Set problem: Which lines in the material below contain the word "state"? Copy each of them.

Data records
════════

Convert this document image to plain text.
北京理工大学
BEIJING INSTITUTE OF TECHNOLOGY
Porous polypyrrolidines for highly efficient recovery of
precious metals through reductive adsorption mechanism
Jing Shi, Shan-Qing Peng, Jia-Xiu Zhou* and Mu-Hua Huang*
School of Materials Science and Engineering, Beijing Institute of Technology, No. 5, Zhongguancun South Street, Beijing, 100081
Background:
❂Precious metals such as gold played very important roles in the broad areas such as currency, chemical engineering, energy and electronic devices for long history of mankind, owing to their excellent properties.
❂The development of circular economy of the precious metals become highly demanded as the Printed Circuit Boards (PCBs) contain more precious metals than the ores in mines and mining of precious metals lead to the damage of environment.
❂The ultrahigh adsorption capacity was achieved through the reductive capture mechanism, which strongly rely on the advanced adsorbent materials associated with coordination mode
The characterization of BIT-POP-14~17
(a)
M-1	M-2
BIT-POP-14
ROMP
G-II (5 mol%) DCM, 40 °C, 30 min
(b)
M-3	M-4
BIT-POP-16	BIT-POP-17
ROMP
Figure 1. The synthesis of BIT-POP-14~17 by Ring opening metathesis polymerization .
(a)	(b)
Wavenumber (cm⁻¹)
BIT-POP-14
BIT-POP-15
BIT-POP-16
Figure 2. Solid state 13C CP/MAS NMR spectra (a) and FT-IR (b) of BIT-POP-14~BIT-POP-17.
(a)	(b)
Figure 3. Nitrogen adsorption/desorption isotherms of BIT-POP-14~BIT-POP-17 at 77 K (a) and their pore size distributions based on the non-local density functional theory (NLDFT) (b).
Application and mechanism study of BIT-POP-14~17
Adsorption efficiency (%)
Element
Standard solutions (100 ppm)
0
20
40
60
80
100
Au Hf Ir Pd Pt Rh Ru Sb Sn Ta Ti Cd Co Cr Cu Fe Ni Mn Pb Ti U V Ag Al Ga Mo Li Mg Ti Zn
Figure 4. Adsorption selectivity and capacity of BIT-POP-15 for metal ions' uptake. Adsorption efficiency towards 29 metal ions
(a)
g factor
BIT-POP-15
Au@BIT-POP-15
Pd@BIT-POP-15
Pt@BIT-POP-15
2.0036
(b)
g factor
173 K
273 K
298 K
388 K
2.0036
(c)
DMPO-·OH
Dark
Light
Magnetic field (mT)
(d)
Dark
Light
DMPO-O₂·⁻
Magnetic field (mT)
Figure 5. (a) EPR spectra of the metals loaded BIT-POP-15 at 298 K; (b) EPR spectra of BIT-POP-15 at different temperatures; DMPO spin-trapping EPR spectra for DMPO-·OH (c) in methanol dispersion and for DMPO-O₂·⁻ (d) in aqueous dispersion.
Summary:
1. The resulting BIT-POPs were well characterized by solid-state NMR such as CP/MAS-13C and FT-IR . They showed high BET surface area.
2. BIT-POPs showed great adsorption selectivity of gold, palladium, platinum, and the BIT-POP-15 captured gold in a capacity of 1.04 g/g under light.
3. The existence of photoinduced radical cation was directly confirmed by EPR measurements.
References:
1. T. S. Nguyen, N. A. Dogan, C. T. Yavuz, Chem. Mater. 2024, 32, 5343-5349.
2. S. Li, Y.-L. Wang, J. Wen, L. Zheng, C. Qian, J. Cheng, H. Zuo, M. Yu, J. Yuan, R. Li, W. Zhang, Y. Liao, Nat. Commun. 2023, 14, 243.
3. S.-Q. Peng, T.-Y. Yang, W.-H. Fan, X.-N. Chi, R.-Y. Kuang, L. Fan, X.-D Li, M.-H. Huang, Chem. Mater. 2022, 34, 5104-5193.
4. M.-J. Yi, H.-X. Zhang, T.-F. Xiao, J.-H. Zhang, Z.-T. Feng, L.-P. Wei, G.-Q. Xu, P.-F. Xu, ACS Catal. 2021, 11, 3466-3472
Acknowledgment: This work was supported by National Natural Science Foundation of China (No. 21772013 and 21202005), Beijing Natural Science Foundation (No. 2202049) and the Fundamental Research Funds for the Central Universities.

════════

Response for this exercise:
Figure 2. Solid state 13C CP/MAS NMR spectra (a) and FT-IR (b) of BIT-POP-14~BIT-POP-17.
1. The resulting BIT-POPs were well characterized by solid-state NMR such as CP/MAS-13C and FT-IR . They showed high BET surface area.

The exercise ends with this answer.